INSTRUCTION: Output every entry exactly as written.

--- start PROVIDED RECORDS ---

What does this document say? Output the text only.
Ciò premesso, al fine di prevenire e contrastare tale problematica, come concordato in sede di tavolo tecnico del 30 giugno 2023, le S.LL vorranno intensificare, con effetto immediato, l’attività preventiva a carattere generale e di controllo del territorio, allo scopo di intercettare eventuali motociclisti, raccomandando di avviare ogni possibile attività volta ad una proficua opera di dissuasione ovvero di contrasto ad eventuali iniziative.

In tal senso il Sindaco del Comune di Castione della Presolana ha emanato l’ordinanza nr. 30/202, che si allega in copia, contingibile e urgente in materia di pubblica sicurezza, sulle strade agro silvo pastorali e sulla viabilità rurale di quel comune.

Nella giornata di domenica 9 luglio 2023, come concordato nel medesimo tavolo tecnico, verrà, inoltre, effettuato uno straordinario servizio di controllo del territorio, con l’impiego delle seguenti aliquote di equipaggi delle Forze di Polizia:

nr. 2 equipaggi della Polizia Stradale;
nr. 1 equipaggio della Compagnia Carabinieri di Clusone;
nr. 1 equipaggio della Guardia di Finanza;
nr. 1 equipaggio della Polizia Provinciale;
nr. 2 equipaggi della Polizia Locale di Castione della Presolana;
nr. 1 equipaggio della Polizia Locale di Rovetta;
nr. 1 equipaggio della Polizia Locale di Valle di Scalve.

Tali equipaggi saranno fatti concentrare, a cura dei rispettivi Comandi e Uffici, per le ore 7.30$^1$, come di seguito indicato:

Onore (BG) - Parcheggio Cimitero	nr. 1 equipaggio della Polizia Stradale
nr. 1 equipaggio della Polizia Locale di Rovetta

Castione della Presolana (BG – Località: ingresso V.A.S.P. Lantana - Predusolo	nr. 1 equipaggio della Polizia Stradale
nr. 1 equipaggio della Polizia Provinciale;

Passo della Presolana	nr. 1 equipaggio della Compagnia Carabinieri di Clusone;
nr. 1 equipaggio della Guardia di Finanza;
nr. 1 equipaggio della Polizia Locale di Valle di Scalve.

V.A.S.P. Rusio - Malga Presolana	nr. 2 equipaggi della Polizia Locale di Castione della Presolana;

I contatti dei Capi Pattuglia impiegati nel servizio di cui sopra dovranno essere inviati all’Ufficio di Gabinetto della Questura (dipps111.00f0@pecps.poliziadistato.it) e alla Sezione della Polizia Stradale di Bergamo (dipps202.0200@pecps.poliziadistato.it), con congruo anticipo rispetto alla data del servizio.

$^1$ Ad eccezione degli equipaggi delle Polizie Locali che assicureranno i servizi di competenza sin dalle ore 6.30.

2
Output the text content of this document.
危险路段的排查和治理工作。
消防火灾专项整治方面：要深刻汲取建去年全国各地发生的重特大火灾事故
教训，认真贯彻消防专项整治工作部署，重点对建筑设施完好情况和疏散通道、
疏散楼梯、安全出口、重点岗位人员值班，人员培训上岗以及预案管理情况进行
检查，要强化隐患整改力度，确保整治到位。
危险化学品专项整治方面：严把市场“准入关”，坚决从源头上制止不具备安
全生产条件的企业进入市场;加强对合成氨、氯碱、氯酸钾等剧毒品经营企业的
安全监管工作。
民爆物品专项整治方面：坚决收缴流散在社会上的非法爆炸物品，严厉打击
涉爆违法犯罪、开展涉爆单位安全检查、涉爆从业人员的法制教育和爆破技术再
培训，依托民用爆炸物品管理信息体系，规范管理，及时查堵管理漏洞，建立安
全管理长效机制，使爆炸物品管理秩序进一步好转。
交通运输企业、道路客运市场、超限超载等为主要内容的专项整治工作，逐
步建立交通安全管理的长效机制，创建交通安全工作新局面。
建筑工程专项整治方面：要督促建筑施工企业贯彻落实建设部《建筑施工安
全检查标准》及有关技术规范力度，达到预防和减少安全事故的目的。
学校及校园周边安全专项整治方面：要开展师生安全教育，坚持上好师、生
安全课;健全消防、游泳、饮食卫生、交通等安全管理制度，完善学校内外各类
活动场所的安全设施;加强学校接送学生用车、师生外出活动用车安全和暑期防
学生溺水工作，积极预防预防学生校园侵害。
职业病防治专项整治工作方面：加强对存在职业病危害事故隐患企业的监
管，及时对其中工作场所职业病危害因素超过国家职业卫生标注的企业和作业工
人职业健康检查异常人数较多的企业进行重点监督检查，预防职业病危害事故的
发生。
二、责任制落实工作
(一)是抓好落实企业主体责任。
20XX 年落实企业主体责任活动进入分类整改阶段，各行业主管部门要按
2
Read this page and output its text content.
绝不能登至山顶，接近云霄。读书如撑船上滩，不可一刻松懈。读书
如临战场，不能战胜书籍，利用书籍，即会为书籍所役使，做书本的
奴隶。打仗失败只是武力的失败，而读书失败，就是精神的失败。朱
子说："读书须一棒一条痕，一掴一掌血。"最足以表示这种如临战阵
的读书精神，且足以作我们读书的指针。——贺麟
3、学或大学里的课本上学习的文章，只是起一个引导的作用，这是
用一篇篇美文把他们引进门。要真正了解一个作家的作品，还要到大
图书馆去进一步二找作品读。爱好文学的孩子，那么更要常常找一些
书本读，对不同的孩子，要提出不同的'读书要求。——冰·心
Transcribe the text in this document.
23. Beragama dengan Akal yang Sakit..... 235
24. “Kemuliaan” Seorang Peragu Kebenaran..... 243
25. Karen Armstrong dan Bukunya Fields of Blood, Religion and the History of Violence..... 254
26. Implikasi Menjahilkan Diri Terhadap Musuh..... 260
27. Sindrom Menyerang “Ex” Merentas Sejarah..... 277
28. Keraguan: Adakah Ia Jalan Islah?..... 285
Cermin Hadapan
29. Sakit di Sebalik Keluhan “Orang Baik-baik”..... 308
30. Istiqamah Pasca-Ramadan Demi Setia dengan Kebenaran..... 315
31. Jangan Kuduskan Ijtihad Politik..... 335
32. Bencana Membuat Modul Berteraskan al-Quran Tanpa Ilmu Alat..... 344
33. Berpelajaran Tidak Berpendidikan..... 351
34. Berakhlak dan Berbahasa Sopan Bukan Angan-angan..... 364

--- end PROVIDED RECORDS ---

FULL OUTPUT:
What does this document say? Output the text only.
Ciò premesso, al fine di prevenire e contrastare tale problematica, come concordato in sede di tavolo tecnico del 30 giugno 2023, le S.LL vorranno intensificare, con effetto immediato, l’attività preventiva a carattere generale e di controllo del territorio, allo scopo di intercettare eventuali motociclisti, raccomandando di avviare ogni possibile attività volta ad una proficua opera di dissuasione ovvero di contrasto ad eventuali iniziative.

In tal senso il Sindaco del Comune di Castione della Presolana ha emanato l’ordinanza nr. 30/202, che si allega in copia, contingibile e urgente in materia di pubblica sicurezza, sulle strade agro silvo pastorali e sulla viabilità rurale di quel comune.

Nella giornata di domenica 9 luglio 2023, come concordato nel medesimo tavolo tecnico, verrà, inoltre, effettuato uno straordinario servizio di controllo del territorio, con l’impiego delle seguenti aliquote di equipaggi delle Forze di Polizia:

nr. 2 equipaggi della Polizia Stradale;
nr. 1 equipaggio della Compagnia Carabinieri di Clusone;
nr. 1 equipaggio della Guardia di Finanza;
nr. 1 equipaggio della Polizia Provinciale;
nr. 2 equipaggi della Polizia Locale di Castione della Presolana;
nr. 1 equipaggio della Polizia Locale di Rovetta;
nr. 1 equipaggio della Polizia Locale di Valle di Scalve.

Tali equipaggi saranno fatti concentrare, a cura dei rispettivi Comandi e Uffici, per le ore 7.30$^1$, come di seguito indicato:

Onore (BG) - Parcheggio Cimitero	nr. 1 equipaggio della Polizia Stradale
nr. 1 equipaggio della Polizia Locale di Rovetta

Castione della Presolana (BG – Località: ingresso V.A.S.P. Lantana - Predusolo	nr. 1 equipaggio della Polizia Stradale
nr. 1 equipaggio della Polizia Provinciale;

Passo della Presolana	nr. 1 equipaggio della Compagnia Carabinieri di Clusone;
nr. 1 equipaggio della Guardia di Finanza;
nr. 1 equipaggio della Polizia Locale di Valle di Scalve.

V.A.S.P. Rusio - Malga Presolana	nr. 2 equipaggi della Polizia Locale di Castione della Presolana;

I contatti dei Capi Pattuglia impiegati nel servizio di cui sopra dovranno essere inviati all’Ufficio di Gabinetto della Questura (dipps111.00f0@pecps.poliziadistato.it) e alla Sezione della Polizia Stradale di Bergamo (dipps202.0200@pecps.poliziadistato.it), con congruo anticipo rispetto alla data del servizio.

$^1$ Ad eccezione degli equipaggi delle Polizie Locali che assicureranno i servizi di competenza sin dalle ore 6.30.

2
Output the text content of this document.
危险路段的排查和治理工作。
消防火灾专项整治方面：要深刻汲取建去年全国各地发生的重特大火灾事故
教训，认真贯彻消防专项整治工作部署，重点对建筑设施完好情况和疏散通道、
疏散楼梯、安全出口、重点岗位人员值班，人员培训上岗以及预案管理情况进行
检查，要强化隐患整改力度，确保整治到位。
危险化学品专项整治方面：严把市场“准入关”，坚决从源头上制止不具备安
全生产条件的企业进入市场;加强对合成氨、氯碱、氯酸钾等剧毒品经营企业的
安全监管工作。
民爆物品专项整治方面：坚决收缴流散在社会上的非法爆炸物品，严厉打击
涉爆违法犯罪、开展涉爆单位安全检查、涉爆从业人员的法制教育和爆破技术再
培训，依托民用爆炸物品管理信息体系，规范管理，及时查堵管理漏洞，建立安
全管理长效机制，使爆炸物品管理秩序进一步好转。
交通运输企业、道路客运市场、超限超载等为主要内容的专项整治工作，逐
步建立交通安全管理的长效机制，创建交通安全工作新局面。
建筑工程专项整治方面：要督促建筑施工企业贯彻落实建设部《建筑施工安
全检查标准》及有关技术规范力度，达到预防和减少安全事故的目的。
学校及校园周边安全专项整治方面：要开展师生安全教育，坚持上好师、生
安全课;健全消防、游泳、饮食卫生、交通等安全管理制度，完善学校内外各类
活动场所的安全设施;加强学校接送学生用车、师生外出活动用车安全和暑期防
学生溺水工作，积极预防预防学生校园侵害。
职业病防治专项整治工作方面：加强对存在职业病危害事故隐患企业的监
管，及时对其中工作场所职业病危害因素超过国家职业卫生标注的企业和作业工
人职业健康检查异常人数较多的企业进行重点监督检查，预防职业病危害事故的
发生。
二、责任制落实工作
(一)是抓好落实企业主体责任。
20XX 年落实企业主体责任活动进入分类整改阶段，各行业主管部门要按
2
Read this page and output its text content.
绝不能登至山顶，接近云霄。读书如撑船上滩，不可一刻松懈。读书
如临战场，不能战胜书籍，利用书籍，即会为书籍所役使，做书本的
奴隶。打仗失败只是武力的失败，而读书失败，就是精神的失败。朱
子说："读书须一棒一条痕，一掴一掌血。"最足以表示这种如临战阵
的读书精神，且足以作我们读书的指针。——贺麟
3、学或大学里的课本上学习的文章，只是起一个引导的作用，这是
用一篇篇美文把他们引进门。要真正了解一个作家的作品，还要到大
图书馆去进一步二找作品读。爱好文学的孩子，那么更要常常找一些
书本读，对不同的孩子，要提出不同的'读书要求。——冰·心
Transcribe the text in this document.
23. Beragama dengan Akal yang Sakit..... 235
24. “Kemuliaan” Seorang Peragu Kebenaran..... 243
25. Karen Armstrong dan Bukunya Fields of Blood, Religion and the History of Violence..... 254
26. Implikasi Menjahilkan Diri Terhadap Musuh..... 260
27. Sindrom Menyerang “Ex” Merentas Sejarah..... 277
28. Keraguan: Adakah Ia Jalan Islah?..... 285
Cermin Hadapan
29. Sakit di Sebalik Keluhan “Orang Baik-baik”..... 308
30. Istiqamah Pasca-Ramadan Demi Setia dengan Kebenaran..... 315
31. Jangan Kuduskan Ijtihad Politik..... 335
32. Bencana Membuat Modul Berteraskan al-Quran Tanpa Ilmu Alat..... 344
33. Berpelajaran Tidak Berpendidikan..... 351
34. Berakhlak dan Berbahasa Sopan Bukan Angan-angan..... 364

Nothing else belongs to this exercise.